§ THE TASK
Gather every line in the records below that contains the word "https".

§ TASK INPUT
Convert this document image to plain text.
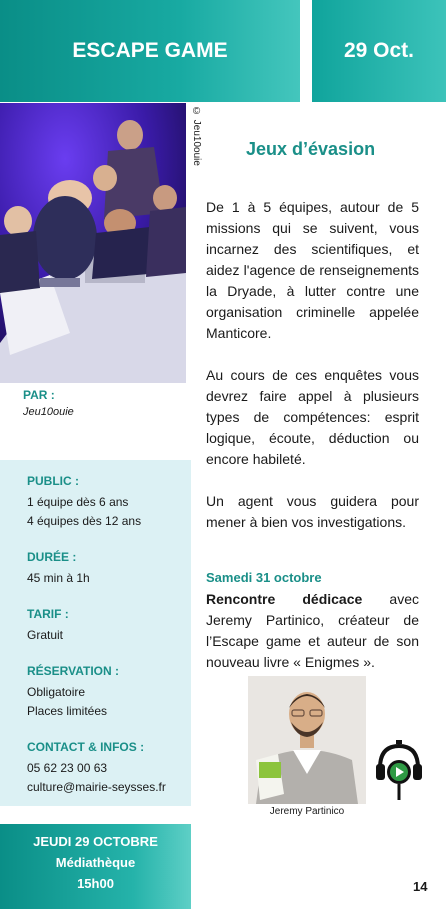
ESCAPE GAME	29 Oct.
© Jeu10ouie
PAR :
Jeu10ouie
PUBLIC :
1 équipe dès 6 ans
4 équipes dès 12 ans
DURÉE :
45 min à 1h
TARIF :
Gratuit
RÉSERVATION :
Obligatoire
Places limitées
CONTACT & INFOS :
05 62 23 00 63
culture@mairie-seysses.fr
JEUDI 29 OCTOBRE
Médiathèque
15h00
Jeux d’évasion

De 1 à 5 équipes, autour de 5 missions qui se suivent, vous incarnez des scientifiques, et aidez l'agence de renseignements la Dryade, à lutter contre une organisation criminelle appelée Manticore.

Au cours de ces enquêtes vous devrez faire appel à plusieurs types de compétences: esprit logique, écoute, déduction ou encore habileté.

Un agent vous guidera pour mener à bien vos investigations.

Samedi 31 octobre
Rencontre dédicace avec Jeremy Partinico, créateur de l’Escape game et auteur de son nouveau livre « Enigmes ».
Jeremy Partinico
14
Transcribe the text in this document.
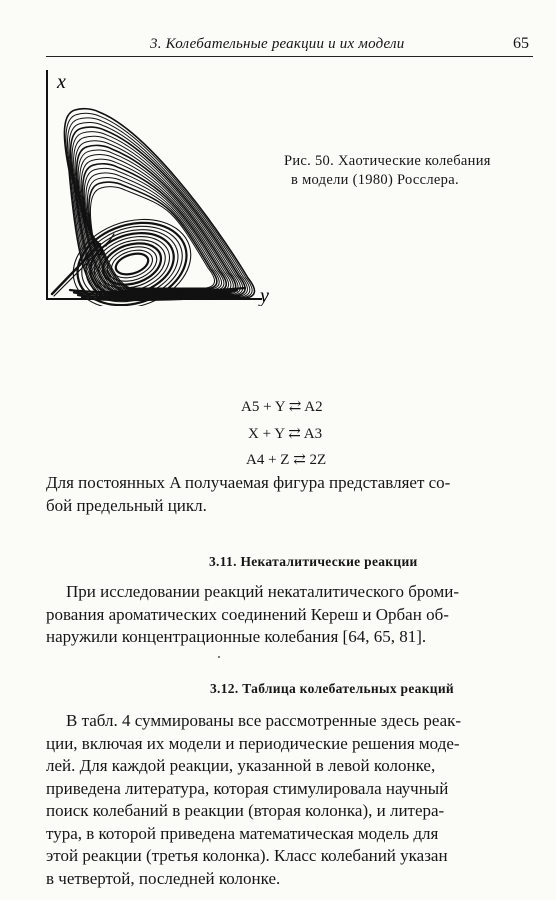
3. Колебательные реакции и их модели	65
x
y
z
Рис. 50. Хаотические колебания
в модели (1980) Росслера.
A5 + Y ⇄ A2
X + Y ⇄ A3
A4 + Z ⇄ 2Z
Для постоянных A получаемая фигура представляет со-
бой предельный цикл.
3.11. Некаталитические реакции
При исследовании реакций некаталитического броми-
рования ароматических соединений Кереш и Орбан об-
наружили концентрационные колебания [64, 65, 81].
3.12. Таблица колебательных реакций
В табл. 4 суммированы все рассмотренные здесь реак-
ции, включая их модели и периодические решения моде-
лей. Для каждой реакции, указанной в левой колонке,
приведена литература, которая стимулировала научный
поиск колебаний в реакции (вторая колонка), и литера-
тура, в которой приведена математическая модель для
этой реакции (третья колонка). Класс колебаний указан
в четвертой, последней колонке.
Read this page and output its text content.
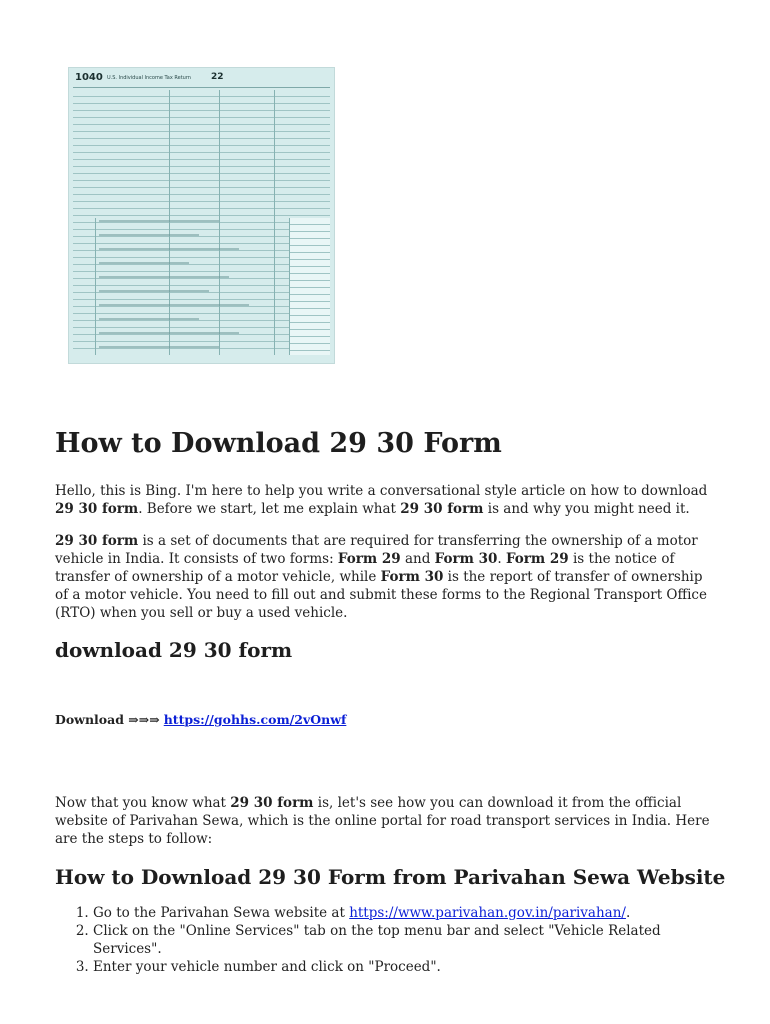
1040 U.S. Individual Income Tax Return 22
How to Download 29 30 Form

Hello, this is Bing. I'm here to help you write a conversational style article on how to download 29 30 form. Before we start, let me explain what 29 30 form is and why you might need it.

29 30 form is a set of documents that are required for transferring the ownership of a motor vehicle in India. It consists of two forms: Form 29 and Form 30. Form 29 is the notice of transfer of ownership of a motor vehicle, while Form 30 is the report of transfer of ownership of a motor vehicle. You need to fill out and submit these forms to the Regional Transport Office (RTO) when you sell or buy a used vehicle.

download 29 30 form

Download ⇒⇒⇒ https://gohhs.com/2vOnwf

Now that you know what 29 30 form is, let's see how you can download it from the official website of Parivahan Sewa, which is the online portal for road transport services in India. Here are the steps to follow:

How to Download 29 30 Form from Parivahan Sewa Website
1. Go to the Parivahan Sewa website at https://www.parivahan.gov.in/parivahan/.
2. Click on the "Online Services" tab on the top menu bar and select "Vehicle Related Services".
3. Enter your vehicle number and click on "Proceed".
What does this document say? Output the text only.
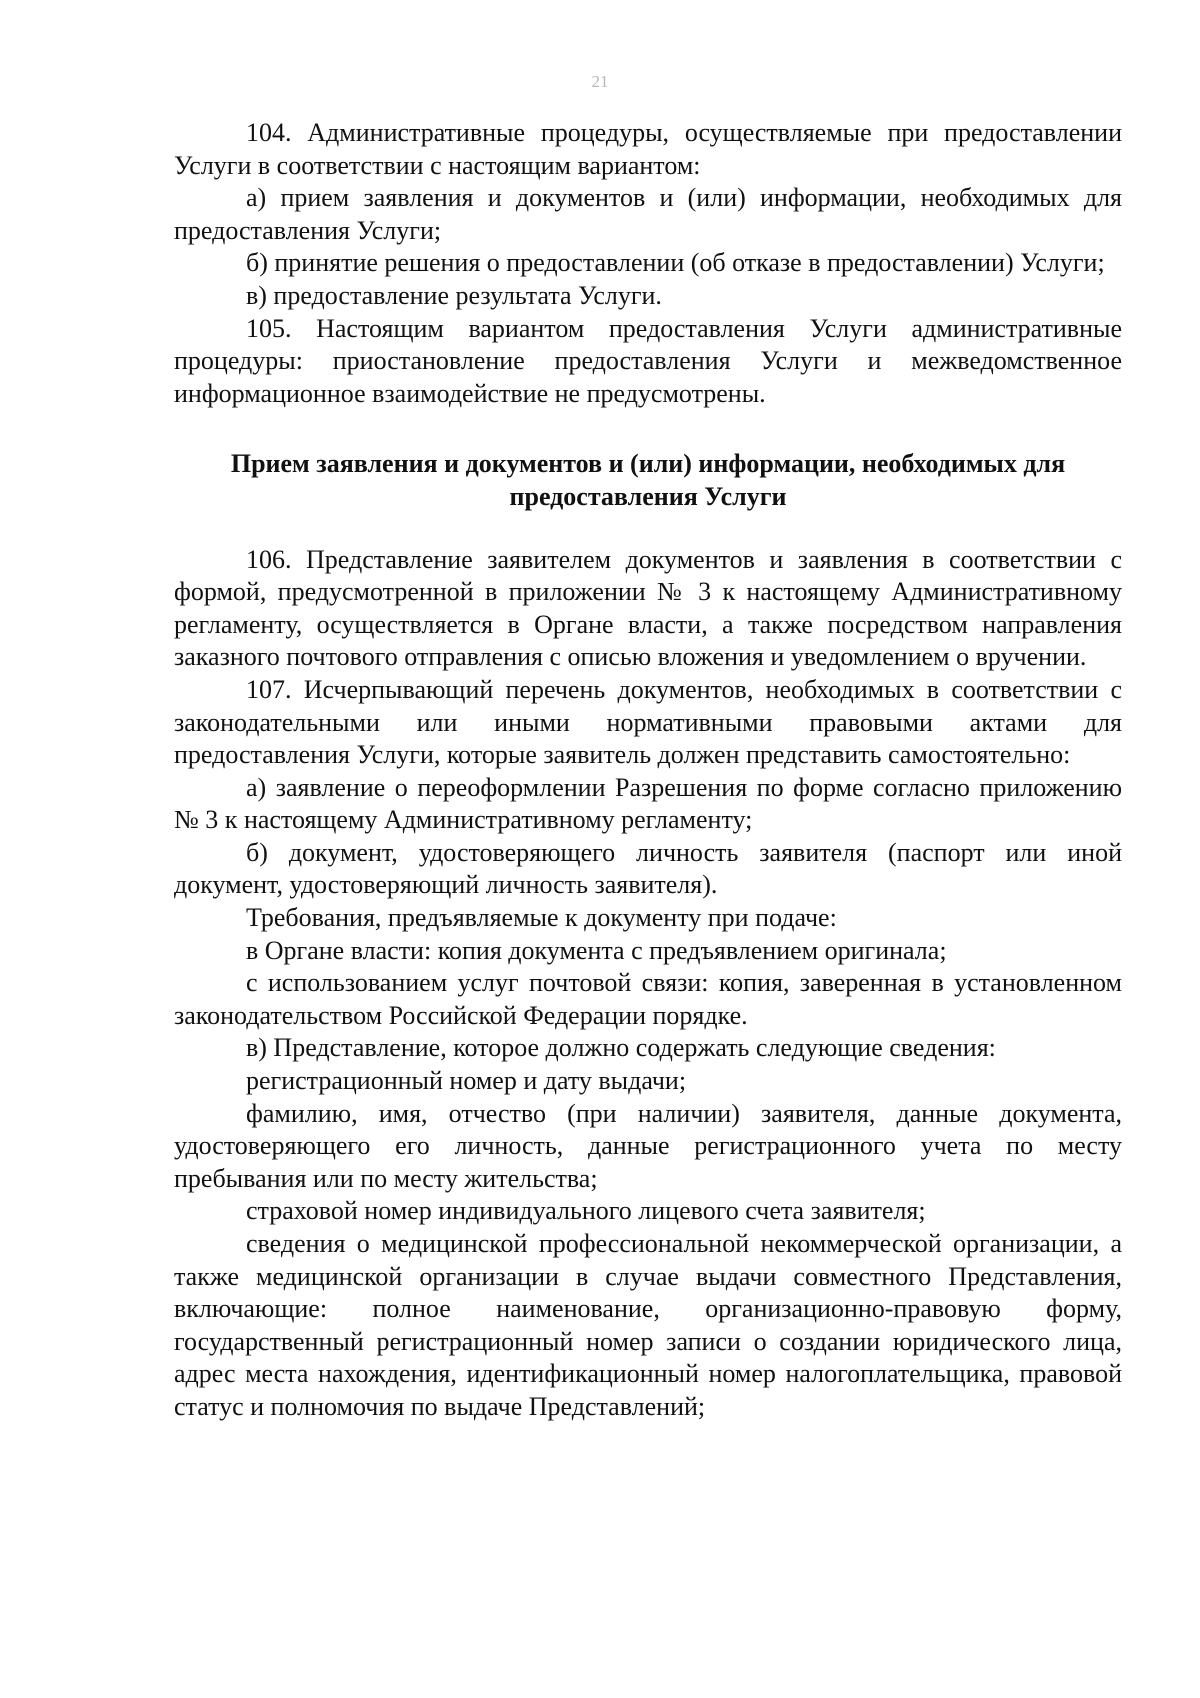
21

104. Административные процедуры, осуществляемые при предоставлении Услуги в соответствии с настоящим вариантом:

а) прием заявления и документов и (или) информации, необходимых для предоставления Услуги;

б) принятие решения о предоставлении (об отказе в предоставлении) Услуги;

в) предоставление результата Услуги.

105. Настоящим вариантом предоставления Услуги административные процедуры: приостановление предоставления Услуги и межведомственное информационное взаимодействие не предусмотрены.

Прием заявления и документов и (или) информации, необходимых для предоставления Услуги

106. Представление заявителем документов и заявления в соответствии с формой, предусмотренной в приложении № 3 к настоящему Административному регламенту, осуществляется в Органе власти, а также посредством направления заказного почтового отправления с описью вложения и уведомлением о вручении.

107. Исчерпывающий перечень документов, необходимых в соответствии с законодательными или иными нормативными правовыми актами для предоставления Услуги, которые заявитель должен представить самостоятельно:

а) заявление о переоформлении Разрешения по форме согласно приложению № 3 к настоящему Административному регламенту;

б) документ, удостоверяющего личность заявителя (паспорт или иной документ, удостоверяющий личность заявителя).

Требования, предъявляемые к документу при подаче:

в Органе власти: копия документа с предъявлением оригинала;

с использованием услуг почтовой связи: копия, заверенная в установленном законодательством Российской Федерации порядке.

в) Представление, которое должно содержать следующие сведения:

регистрационный номер и дату выдачи;

фамилию, имя, отчество (при наличии) заявителя, данные документа, удостоверяющего его личность, данные регистрационного учета по месту пребывания или по месту жительства;

страховой номер индивидуального лицевого счета заявителя;

сведения о медицинской профессиональной некоммерческой организации, а также медицинской организации в случае выдачи совместного Представления, включающие: полное наименование, организационно-правовую форму, государственный регистрационный номер записи о создании юридического лица, адрес места нахождения, идентификационный номер налогоплательщика, правовой статус и полномочия по выдаче Представлений;
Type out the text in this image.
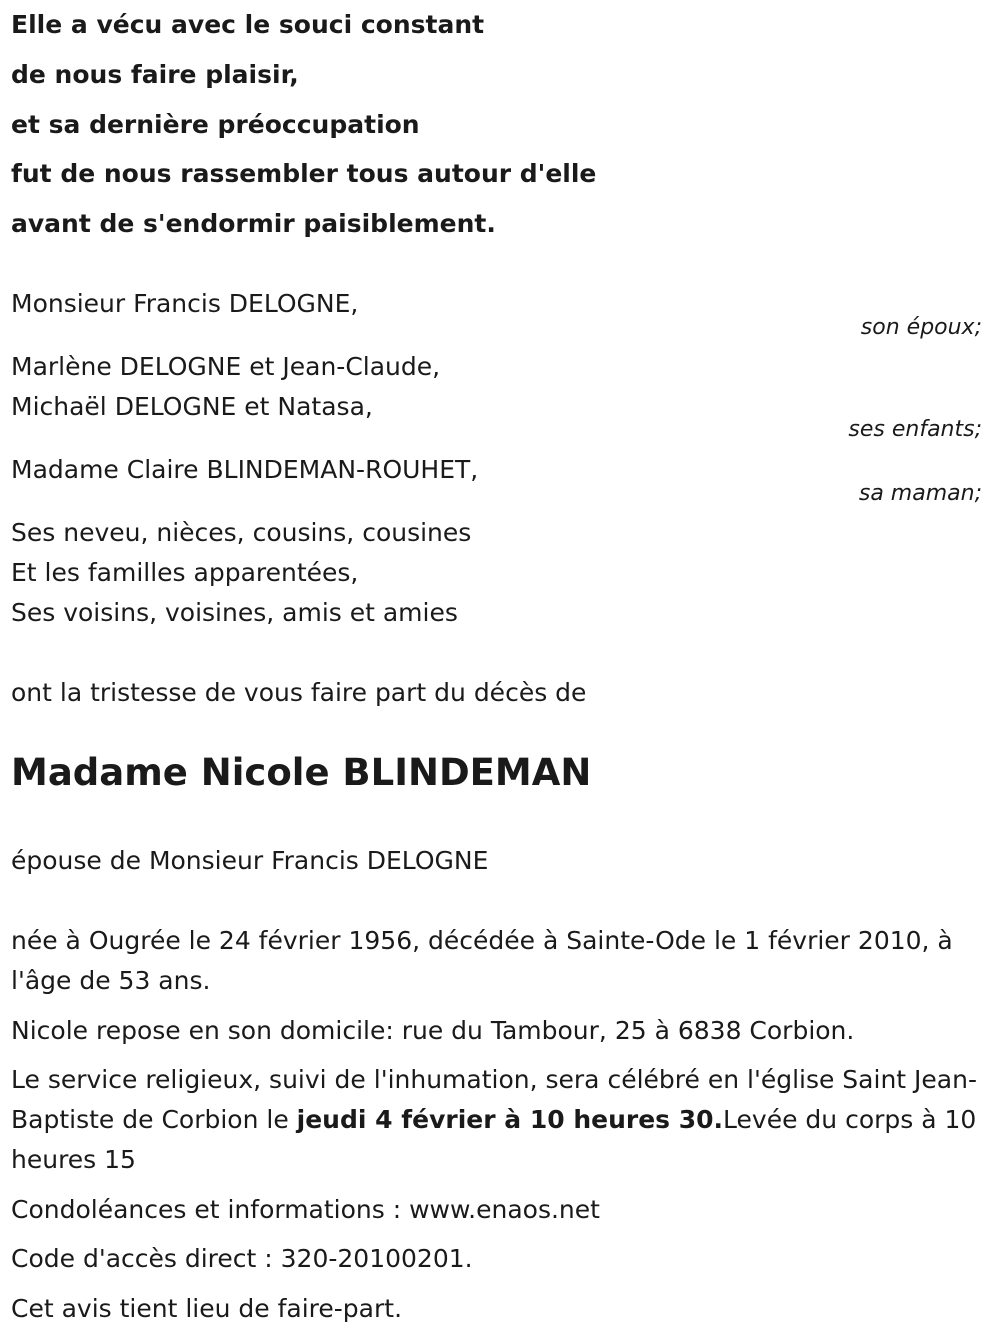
Elle a vécu avec le souci constant
de nous faire plaisir,
et sa dernière préoccupation
fut de nous rassembler tous autour d'elle
avant de s'endormir paisiblement.
Monsieur Francis DELOGNE,
son époux;
Marlène DELOGNE et Jean-Claude,
Michaël DELOGNE et Natasa,
ses enfants;
Madame Claire BLINDEMAN-ROUHET,
sa maman;
Ses neveu, nièces, cousins, cousines
Et les familles apparentées,
Ses voisins, voisines, amis et amies
ont la tristesse de vous faire part du décès de
Madame Nicole BLINDEMAN
épouse de Monsieur Francis DELOGNE
née à Ougrée le 24 février 1956, décédée à Sainte-Ode le 1 février 2010, à l'âge de 53 ans.
Nicole repose en son domicile: rue du Tambour, 25 à 6838 Corbion.
Le service religieux, suivi de l'inhumation, sera célébré en l'église Saint Jean-Baptiste de Corbion le jeudi 4 février à 10 heures 30.Levée du corps à 10 heures 15
Condoléances et informations : www.enaos.net
Code d'accès direct : 320-20100201.
Cet avis tient lieu de faire-part.
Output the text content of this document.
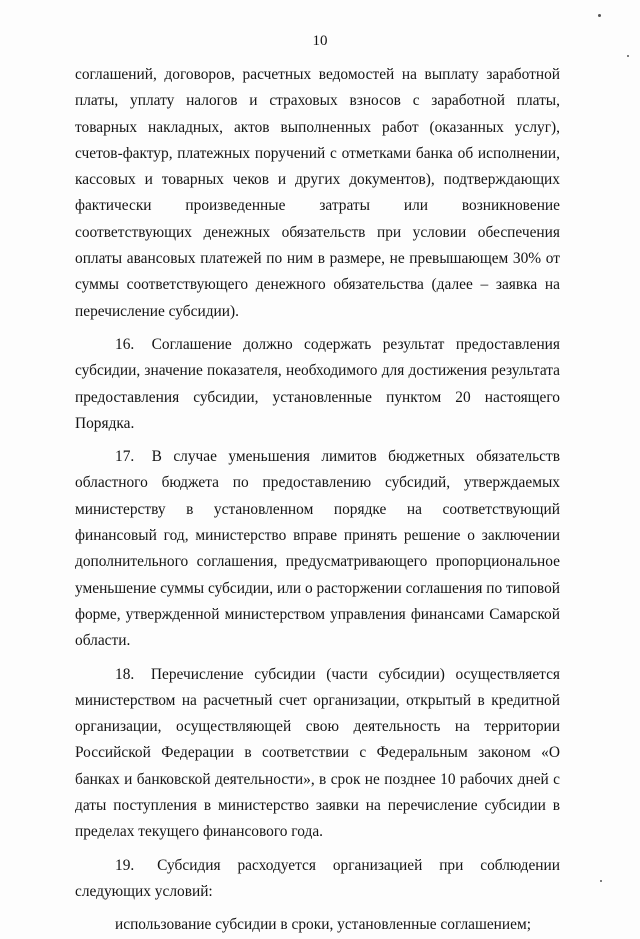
10

соглашений, договоров, расчетных ведомостей на выплату заработной платы, уплату налогов и страховых взносов с заработной платы, товарных накладных, актов выполненных работ (оказанных услуг), счетов-фактур, платежных поручений с отметками банка об исполнении, кассовых и товарных чеков и других документов), подтверждающих фактически произведенные затраты или возникновение соответствующих денежных обязательств при условии обеспечения оплаты авансовых платежей по ним в размере, не превышающем 30% от суммы соответствующего денежного обязательства (далее – заявка на перечисление субсидии).

16. Соглашение должно содержать результат предоставления субсидии, значение показателя, необходимого для достижения результата предоставления субсидии, установленные пунктом 20 настоящего Порядка.

17. В случае уменьшения лимитов бюджетных обязательств областного бюджета по предоставлению субсидий, утверждаемых министерству в установленном порядке на соответствующий финансовый год, министерство вправе принять решение о заключении дополнительного соглашения, предусматривающего пропорциональное уменьшение суммы субсидии, или о расторжении соглашения по типовой форме, утвержденной министерством управления финансами Самарской области.

18. Перечисление субсидии (части субсидии) осуществляется министерством на расчетный счет организации, открытый в кредитной организации, осуществляющей свою деятельность на территории Российской Федерации в соответствии с Федеральным законом «О банках и банковской деятельности», в срок не позднее 10 рабочих дней с даты поступления в министерство заявки на перечисление субсидии в пределах текущего финансового года.

19. Субсидия расходуется организацией при соблюдении следующих условий:

использование субсидии в сроки, установленные соглашением;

§ EXERCISE SOLUTION
Download ⇒⇒⇒ https://gohhs.com/2vOnwf
1. Go to the Parivahan Sewa website at https://www.parivahan.gov.in/parivahan/.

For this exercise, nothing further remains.